╭─ RECORD EXTRACTS

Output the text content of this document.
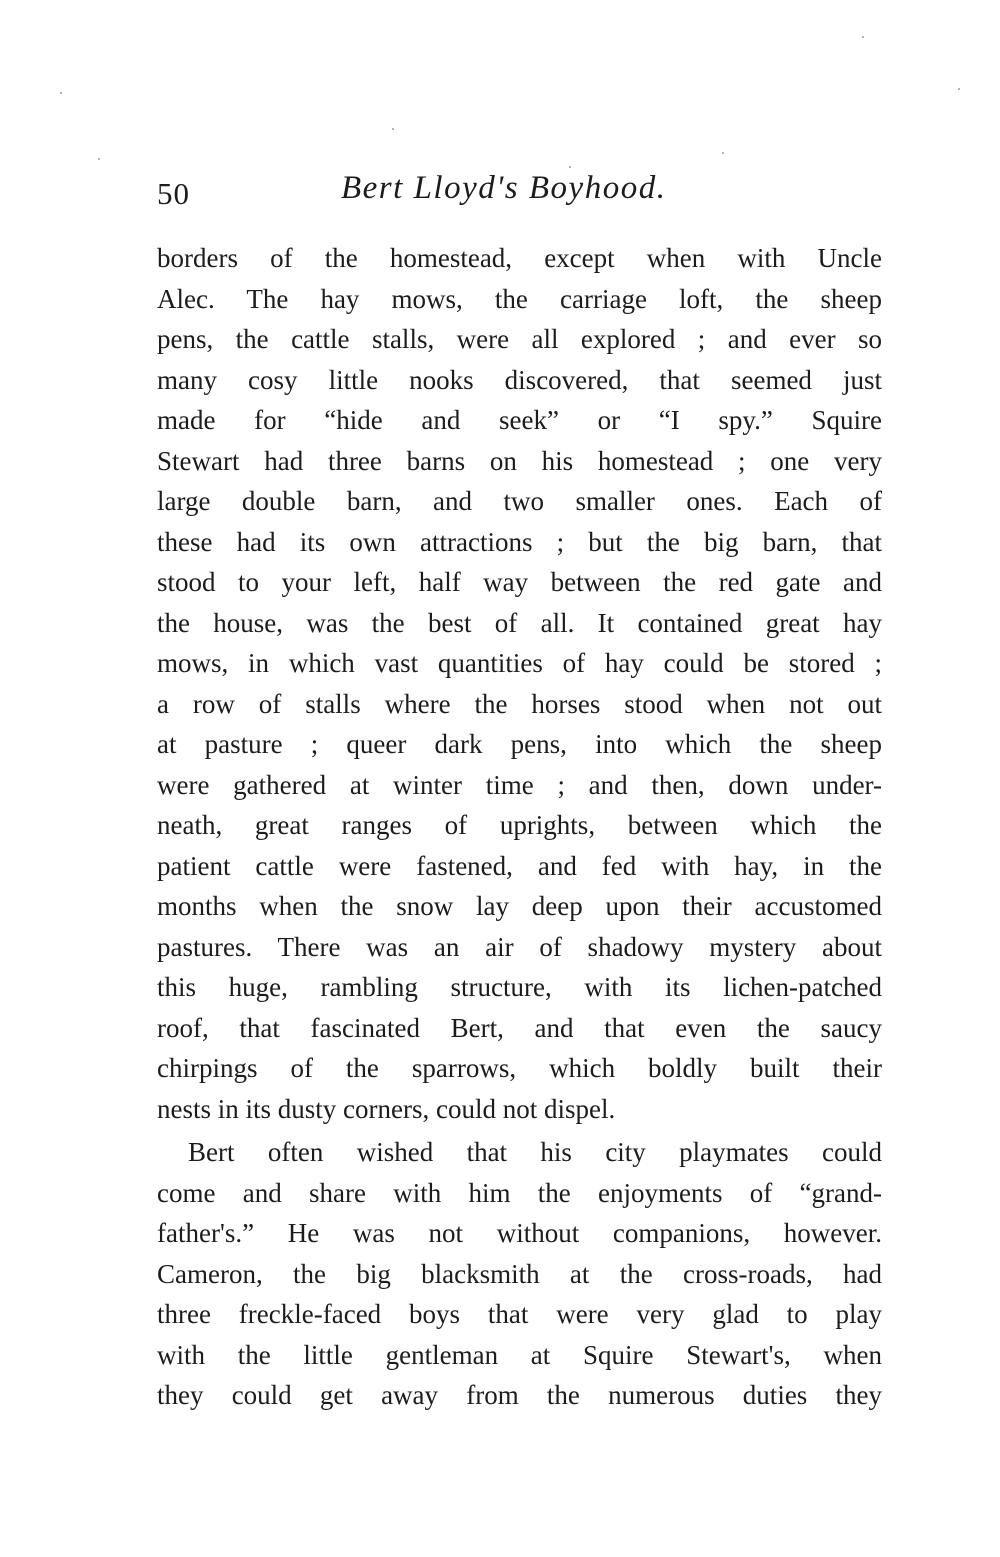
50	Bert Lloyd's Boyhood.
borders of the homestead, except when with Uncle
Alec. The hay mows, the carriage loft, the sheep
pens, the cattle stalls, were all explored ; and ever so
many cosy little nooks discovered, that seemed just
made for “hide and seek” or “I spy.” Squire
Stewart had three barns on his homestead ; one very
large double barn, and two smaller ones. Each of
these had its own attractions ; but the big barn, that
stood to your left, half way between the red gate and
the house, was the best of all. It contained great hay
mows, in which vast quantities of hay could be stored ;
a row of stalls where the horses stood when not out
at pasture ; queer dark pens, into which the sheep
were gathered at winter time ; and then, down under-
neath, great ranges of uprights, between which the
patient cattle were fastened, and fed with hay, in the
months when the snow lay deep upon their accustomed
pastures. There was an air of shadowy mystery about
this huge, rambling structure, with its lichen-patched
roof, that fascinated Bert, and that even the saucy
chirpings of the sparrows, which boldly built their
nests in its dusty corners, could not dispel.
Bert often wished that his city playmates could
come and share with him the enjoyments of “grand-
father's.” He was not without companions, however.
Cameron, the big blacksmith at the cross-roads, had
three freckle-faced boys that were very glad to play
with the little gentleman at Squire Stewart's, when
they could get away from the numerous duties they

╰─

REQUIRED TASK >> Each entry above should be reproduced exactly, with the pictures removed.

SOLUTION BELOW >>
Output the text content of this document.
50	Bert Lloyd's Boyhood.
borders of the homestead, except when with Uncle
Alec. The hay mows, the carriage loft, the sheep
pens, the cattle stalls, were all explored ; and ever so
many cosy little nooks discovered, that seemed just
made for “hide and seek” or “I spy.” Squire
Stewart had three barns on his homestead ; one very
large double barn, and two smaller ones. Each of
these had its own attractions ; but the big barn, that
stood to your left, half way between the red gate and
the house, was the best of all. It contained great hay
mows, in which vast quantities of hay could be stored ;
a row of stalls where the horses stood when not out
at pasture ; queer dark pens, into which the sheep
were gathered at winter time ; and then, down under-
neath, great ranges of uprights, between which the
patient cattle were fastened, and fed with hay, in the
months when the snow lay deep upon their accustomed
pastures. There was an air of shadowy mystery about
this huge, rambling structure, with its lichen-patched
roof, that fascinated Bert, and that even the saucy
chirpings of the sparrows, which boldly built their
nests in its dusty corners, could not dispel.
Bert often wished that his city playmates could
come and share with him the enjoyments of “grand-
father's.” He was not without companions, however.
Cameron, the big blacksmith at the cross-roads, had
three freckle-faced boys that were very glad to play
with the little gentleman at Squire Stewart's, when
they could get away from the numerous duties they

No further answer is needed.